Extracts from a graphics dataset
═══

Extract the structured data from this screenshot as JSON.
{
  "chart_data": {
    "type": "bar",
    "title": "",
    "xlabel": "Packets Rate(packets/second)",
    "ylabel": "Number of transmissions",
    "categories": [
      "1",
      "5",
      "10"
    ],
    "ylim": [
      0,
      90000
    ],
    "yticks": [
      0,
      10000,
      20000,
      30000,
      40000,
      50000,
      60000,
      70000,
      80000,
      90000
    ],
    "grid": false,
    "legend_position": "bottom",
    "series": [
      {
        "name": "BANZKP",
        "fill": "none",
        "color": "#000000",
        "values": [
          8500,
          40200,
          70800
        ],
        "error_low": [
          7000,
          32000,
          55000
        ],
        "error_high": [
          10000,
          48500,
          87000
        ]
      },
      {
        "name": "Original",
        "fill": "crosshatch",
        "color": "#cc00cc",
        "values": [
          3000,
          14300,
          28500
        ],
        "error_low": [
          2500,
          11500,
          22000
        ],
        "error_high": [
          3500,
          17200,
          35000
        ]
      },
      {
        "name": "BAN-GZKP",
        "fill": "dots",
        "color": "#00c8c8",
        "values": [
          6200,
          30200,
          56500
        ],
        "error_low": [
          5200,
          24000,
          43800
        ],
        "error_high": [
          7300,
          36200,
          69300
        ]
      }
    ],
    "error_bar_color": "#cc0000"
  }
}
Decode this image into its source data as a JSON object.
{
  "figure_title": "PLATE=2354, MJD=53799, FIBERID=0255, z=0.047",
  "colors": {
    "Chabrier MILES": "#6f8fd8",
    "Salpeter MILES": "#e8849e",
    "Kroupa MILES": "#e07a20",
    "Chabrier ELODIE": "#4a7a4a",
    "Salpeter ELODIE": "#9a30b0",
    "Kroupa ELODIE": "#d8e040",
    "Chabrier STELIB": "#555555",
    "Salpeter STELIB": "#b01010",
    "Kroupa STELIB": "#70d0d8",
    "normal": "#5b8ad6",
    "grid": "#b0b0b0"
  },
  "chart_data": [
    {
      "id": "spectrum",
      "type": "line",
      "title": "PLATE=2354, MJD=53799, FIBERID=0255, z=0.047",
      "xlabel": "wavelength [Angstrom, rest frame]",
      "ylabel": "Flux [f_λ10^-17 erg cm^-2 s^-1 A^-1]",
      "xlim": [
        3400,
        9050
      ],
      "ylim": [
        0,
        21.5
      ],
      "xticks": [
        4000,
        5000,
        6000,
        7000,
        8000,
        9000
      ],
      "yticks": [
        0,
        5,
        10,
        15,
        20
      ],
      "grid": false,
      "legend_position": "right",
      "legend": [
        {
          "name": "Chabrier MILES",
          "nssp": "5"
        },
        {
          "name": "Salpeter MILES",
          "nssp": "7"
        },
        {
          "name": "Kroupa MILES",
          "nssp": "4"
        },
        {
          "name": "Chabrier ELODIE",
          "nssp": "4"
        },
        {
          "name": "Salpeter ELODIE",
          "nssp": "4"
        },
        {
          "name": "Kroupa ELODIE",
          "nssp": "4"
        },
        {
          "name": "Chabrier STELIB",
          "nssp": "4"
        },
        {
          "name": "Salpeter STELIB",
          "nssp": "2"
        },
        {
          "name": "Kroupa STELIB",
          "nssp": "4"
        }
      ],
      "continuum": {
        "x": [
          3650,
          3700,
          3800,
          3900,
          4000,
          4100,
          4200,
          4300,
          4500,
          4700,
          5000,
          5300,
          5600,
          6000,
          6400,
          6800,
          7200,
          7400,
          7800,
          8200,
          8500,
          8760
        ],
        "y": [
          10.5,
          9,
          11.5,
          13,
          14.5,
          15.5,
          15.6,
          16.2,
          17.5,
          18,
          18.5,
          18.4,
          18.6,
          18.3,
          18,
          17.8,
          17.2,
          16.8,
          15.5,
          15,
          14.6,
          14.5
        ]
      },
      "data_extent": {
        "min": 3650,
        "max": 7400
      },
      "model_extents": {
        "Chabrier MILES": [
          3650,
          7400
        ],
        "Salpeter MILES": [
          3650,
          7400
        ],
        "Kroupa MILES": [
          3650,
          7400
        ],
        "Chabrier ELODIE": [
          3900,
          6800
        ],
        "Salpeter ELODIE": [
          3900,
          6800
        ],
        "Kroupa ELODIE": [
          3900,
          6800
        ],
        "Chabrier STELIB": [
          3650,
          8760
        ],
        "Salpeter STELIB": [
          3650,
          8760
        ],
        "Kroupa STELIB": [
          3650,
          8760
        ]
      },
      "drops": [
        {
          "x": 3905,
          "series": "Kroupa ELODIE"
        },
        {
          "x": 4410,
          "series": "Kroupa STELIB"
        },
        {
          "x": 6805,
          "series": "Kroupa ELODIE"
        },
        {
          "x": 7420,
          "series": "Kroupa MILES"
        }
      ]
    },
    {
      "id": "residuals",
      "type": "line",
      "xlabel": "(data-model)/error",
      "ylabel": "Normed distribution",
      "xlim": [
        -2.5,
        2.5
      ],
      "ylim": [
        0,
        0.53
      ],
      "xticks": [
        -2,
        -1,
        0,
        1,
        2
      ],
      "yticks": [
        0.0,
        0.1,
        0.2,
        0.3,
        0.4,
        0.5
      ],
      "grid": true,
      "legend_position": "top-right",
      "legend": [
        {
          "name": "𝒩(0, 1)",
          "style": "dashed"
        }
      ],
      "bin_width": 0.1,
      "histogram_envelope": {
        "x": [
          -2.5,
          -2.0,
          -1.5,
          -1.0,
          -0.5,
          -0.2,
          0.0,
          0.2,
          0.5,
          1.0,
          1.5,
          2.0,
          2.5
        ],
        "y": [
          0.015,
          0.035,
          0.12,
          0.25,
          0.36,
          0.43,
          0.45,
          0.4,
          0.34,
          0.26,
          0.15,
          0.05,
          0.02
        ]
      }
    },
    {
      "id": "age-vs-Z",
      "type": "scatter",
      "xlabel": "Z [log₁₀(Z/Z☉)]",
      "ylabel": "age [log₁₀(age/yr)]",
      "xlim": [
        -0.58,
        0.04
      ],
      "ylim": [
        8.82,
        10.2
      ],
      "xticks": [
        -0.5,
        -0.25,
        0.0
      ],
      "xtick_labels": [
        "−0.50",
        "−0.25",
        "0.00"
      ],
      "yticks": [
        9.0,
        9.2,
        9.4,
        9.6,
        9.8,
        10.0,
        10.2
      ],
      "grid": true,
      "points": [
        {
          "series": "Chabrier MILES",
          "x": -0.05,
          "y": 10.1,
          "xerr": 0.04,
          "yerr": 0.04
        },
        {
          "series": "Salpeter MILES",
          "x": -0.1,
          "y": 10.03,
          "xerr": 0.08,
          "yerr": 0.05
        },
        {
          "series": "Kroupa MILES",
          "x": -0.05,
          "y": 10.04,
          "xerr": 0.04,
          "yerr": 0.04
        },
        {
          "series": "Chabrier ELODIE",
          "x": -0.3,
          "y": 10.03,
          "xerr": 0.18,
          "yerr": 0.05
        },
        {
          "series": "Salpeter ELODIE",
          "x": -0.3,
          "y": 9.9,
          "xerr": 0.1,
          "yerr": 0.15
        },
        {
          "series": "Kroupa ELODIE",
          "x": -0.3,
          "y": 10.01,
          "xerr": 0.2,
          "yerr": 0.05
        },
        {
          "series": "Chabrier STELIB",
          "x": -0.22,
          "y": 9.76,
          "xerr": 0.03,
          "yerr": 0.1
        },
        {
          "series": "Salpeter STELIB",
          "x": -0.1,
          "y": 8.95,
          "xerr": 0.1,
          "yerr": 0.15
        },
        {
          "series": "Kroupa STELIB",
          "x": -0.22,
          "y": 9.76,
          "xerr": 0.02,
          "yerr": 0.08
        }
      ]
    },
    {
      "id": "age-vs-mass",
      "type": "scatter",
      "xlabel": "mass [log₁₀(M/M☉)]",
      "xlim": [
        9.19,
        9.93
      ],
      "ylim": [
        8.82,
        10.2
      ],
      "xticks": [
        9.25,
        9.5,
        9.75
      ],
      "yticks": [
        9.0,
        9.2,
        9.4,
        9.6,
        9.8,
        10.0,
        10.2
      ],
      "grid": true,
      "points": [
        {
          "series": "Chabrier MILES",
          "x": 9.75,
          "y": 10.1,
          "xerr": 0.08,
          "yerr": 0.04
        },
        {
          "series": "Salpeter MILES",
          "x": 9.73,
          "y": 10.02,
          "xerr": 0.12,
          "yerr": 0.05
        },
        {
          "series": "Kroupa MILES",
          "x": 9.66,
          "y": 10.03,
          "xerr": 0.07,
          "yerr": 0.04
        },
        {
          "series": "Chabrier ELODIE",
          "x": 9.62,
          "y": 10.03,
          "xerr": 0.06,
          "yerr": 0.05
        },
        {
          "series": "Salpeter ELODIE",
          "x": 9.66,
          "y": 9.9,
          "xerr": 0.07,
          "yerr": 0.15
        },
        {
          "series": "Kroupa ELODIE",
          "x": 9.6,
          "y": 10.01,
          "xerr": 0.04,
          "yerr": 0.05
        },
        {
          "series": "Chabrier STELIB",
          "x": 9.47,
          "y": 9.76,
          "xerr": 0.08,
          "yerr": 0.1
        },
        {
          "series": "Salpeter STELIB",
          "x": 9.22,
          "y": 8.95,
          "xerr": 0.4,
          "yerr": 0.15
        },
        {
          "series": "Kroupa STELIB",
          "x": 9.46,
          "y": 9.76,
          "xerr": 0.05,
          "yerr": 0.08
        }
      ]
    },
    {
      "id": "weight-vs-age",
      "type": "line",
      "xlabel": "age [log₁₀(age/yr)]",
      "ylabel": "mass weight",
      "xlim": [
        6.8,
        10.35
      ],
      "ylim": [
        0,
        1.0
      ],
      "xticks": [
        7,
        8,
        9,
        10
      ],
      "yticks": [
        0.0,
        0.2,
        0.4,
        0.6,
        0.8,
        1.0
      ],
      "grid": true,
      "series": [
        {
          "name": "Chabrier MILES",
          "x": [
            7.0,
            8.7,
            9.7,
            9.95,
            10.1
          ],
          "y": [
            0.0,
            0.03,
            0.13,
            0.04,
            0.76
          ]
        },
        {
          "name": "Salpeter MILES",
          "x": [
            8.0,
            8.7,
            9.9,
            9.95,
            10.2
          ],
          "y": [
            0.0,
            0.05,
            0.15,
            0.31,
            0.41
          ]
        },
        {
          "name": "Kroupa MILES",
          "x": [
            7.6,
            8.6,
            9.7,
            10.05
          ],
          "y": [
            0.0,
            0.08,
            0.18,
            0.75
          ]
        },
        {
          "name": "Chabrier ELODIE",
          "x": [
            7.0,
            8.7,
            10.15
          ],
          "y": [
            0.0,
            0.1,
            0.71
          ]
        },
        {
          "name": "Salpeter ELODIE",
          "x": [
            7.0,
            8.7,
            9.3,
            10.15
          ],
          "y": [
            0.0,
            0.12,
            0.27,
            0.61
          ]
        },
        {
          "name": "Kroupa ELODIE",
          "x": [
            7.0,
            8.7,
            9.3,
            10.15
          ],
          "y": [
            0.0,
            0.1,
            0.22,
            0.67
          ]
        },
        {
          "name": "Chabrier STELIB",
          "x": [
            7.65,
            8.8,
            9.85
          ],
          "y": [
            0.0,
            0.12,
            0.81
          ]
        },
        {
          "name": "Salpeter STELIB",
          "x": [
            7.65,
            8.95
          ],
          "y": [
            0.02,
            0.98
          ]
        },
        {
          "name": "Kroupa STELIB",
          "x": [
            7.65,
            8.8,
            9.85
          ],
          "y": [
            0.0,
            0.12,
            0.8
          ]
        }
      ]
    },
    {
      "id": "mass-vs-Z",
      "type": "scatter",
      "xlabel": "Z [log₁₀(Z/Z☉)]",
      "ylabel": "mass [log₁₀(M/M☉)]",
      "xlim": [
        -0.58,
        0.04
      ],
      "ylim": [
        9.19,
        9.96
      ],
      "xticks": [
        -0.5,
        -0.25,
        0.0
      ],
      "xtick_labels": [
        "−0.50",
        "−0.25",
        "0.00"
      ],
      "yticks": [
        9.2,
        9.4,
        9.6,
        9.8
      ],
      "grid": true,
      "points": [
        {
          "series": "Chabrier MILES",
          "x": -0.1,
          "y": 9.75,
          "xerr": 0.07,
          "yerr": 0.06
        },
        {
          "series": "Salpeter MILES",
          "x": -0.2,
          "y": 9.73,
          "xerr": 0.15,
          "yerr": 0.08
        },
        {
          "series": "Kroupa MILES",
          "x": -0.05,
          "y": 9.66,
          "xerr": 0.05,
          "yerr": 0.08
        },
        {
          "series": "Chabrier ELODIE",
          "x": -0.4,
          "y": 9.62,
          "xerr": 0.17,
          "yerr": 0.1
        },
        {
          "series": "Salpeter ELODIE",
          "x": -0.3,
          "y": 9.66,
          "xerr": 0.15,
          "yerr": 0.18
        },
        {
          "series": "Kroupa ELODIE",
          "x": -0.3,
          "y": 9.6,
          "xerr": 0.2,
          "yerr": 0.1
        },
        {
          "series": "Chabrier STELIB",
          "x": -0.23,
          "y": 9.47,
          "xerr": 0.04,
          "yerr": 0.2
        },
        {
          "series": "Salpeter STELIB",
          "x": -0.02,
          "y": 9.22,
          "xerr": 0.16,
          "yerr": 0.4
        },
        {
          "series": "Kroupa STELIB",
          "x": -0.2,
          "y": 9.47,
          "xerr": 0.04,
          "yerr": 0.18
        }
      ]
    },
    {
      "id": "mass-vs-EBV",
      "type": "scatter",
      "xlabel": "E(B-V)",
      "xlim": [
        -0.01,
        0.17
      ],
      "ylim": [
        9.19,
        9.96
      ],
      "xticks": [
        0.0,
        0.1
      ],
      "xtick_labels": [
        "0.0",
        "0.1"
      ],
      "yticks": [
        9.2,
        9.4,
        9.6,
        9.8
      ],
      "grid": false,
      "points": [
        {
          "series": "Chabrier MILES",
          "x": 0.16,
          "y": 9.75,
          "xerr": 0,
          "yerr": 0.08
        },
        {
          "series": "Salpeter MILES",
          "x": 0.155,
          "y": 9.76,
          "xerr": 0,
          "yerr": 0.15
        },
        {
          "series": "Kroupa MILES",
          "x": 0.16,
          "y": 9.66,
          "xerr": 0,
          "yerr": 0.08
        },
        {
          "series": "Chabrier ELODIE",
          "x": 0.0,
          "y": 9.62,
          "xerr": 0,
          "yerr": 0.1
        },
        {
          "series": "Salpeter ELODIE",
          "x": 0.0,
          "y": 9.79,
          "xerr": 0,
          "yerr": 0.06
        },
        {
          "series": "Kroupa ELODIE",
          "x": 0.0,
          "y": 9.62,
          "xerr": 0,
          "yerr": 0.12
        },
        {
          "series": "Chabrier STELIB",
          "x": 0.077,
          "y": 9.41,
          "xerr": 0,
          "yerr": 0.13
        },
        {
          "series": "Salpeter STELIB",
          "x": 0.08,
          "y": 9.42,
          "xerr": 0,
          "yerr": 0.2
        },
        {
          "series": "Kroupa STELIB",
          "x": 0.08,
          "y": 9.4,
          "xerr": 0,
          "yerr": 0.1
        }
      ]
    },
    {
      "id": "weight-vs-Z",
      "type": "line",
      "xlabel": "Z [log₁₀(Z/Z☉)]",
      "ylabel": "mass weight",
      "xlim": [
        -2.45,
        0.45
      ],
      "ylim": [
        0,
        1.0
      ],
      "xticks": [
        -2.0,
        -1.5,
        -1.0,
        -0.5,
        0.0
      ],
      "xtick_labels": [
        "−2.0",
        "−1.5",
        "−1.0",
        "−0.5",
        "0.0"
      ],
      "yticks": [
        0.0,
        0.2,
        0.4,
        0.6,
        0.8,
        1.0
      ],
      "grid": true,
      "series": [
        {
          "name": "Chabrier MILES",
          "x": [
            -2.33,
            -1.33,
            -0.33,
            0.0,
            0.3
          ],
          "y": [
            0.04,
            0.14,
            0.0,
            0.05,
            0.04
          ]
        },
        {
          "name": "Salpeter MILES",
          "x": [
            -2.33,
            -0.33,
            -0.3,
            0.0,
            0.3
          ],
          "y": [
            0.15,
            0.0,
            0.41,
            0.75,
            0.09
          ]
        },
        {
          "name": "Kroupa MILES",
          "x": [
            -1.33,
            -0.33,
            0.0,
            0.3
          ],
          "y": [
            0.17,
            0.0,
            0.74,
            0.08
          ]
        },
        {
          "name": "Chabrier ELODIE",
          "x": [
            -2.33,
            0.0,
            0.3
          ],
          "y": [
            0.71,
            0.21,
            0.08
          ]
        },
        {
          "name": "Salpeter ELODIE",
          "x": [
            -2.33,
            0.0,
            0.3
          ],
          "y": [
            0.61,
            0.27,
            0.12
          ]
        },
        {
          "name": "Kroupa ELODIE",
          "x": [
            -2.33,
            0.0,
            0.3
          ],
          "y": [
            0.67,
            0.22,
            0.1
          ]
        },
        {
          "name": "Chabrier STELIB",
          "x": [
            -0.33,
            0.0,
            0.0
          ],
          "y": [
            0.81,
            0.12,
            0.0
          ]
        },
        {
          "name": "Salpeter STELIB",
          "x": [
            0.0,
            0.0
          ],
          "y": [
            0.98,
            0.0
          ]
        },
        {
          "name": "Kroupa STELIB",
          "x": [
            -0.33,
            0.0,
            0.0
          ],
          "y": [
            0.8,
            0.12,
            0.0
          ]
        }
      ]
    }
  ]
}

═══

### What needs to be done
Look through the data and show every line containing "ylabel".

### Answer in full
    "ylabel": "Number of transmissions",
      "ylabel": "Flux [f_λ10^-17 erg cm^-2 s^-1 A^-1]",
      "ylabel": "Normed distribution",
      "ylabel": "age [log₁₀(age/yr)]",
      "ylabel": "mass weight",
      "ylabel": "mass [log₁₀(M/M☉)]",
      "ylabel": "mass weight",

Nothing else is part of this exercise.